## Given problem
Substitute "Magnitude" for "Amplitude" in the material from its first line through the line containing "y-axis-title: Amplitude (dB)", inclusive, and return only those lines with nothing else changed.

A block of data
┄┄┄┄┄┄┄┄┄┄

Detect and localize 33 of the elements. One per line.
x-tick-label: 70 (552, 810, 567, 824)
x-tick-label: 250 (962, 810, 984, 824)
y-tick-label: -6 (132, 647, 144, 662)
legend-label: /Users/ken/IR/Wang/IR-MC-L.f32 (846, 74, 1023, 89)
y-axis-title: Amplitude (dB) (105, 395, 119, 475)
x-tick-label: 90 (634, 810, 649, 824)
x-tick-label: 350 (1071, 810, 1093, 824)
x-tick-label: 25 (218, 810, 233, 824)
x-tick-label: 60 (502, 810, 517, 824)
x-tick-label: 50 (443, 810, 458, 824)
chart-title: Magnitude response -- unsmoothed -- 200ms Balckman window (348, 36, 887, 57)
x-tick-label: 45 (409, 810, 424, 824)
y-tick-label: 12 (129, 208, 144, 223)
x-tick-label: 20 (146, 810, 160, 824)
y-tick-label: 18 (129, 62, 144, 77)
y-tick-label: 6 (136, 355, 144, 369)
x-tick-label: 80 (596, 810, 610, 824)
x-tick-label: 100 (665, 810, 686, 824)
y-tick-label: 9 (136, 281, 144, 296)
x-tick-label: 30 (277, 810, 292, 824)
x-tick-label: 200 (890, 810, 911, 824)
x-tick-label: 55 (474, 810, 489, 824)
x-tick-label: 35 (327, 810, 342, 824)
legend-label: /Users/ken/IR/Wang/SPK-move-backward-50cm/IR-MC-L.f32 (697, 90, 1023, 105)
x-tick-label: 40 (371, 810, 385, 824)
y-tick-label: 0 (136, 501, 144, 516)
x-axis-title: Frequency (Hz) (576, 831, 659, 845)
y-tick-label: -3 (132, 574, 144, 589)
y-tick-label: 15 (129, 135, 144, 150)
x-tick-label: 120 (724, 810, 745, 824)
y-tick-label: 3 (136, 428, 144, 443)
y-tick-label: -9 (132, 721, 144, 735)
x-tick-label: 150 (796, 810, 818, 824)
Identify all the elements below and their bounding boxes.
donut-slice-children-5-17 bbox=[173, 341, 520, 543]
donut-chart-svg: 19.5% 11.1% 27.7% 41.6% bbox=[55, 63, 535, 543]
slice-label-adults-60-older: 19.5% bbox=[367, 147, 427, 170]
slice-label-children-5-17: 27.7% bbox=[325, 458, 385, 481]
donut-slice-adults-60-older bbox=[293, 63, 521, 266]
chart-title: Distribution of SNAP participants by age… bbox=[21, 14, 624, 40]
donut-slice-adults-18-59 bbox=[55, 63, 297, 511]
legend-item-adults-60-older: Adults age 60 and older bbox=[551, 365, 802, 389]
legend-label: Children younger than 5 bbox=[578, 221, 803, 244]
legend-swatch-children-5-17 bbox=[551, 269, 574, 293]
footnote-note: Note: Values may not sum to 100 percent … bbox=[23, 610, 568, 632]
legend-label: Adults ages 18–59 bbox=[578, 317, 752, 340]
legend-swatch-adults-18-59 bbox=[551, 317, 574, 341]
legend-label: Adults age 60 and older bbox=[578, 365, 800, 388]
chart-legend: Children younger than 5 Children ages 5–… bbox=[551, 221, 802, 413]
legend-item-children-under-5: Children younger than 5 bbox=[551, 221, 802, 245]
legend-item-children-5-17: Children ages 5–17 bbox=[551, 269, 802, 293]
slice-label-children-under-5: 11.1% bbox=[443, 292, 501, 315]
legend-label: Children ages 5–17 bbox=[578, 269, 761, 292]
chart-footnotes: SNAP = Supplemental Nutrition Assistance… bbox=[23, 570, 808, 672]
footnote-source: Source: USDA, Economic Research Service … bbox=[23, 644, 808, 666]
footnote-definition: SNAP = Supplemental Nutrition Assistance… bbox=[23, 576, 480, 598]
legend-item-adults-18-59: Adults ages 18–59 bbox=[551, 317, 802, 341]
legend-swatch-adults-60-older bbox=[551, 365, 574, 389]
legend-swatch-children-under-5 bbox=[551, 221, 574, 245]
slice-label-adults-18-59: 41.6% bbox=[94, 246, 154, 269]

┄┄┄┄┄┄┄┄┄┄

## Result of the task
Detect and localize 33 of the elements. One per line.
x-tick-label: 70 (552, 810, 567, 824)
x-tick-label: 250 (962, 810, 984, 824)
y-tick-label: -6 (132, 647, 144, 662)
legend-label: /Users/ken/IR/Wang/IR-MC-L.f32 (846, 74, 1023, 89)
y-axis-title: Magnitude (dB) (105, 395, 119, 475)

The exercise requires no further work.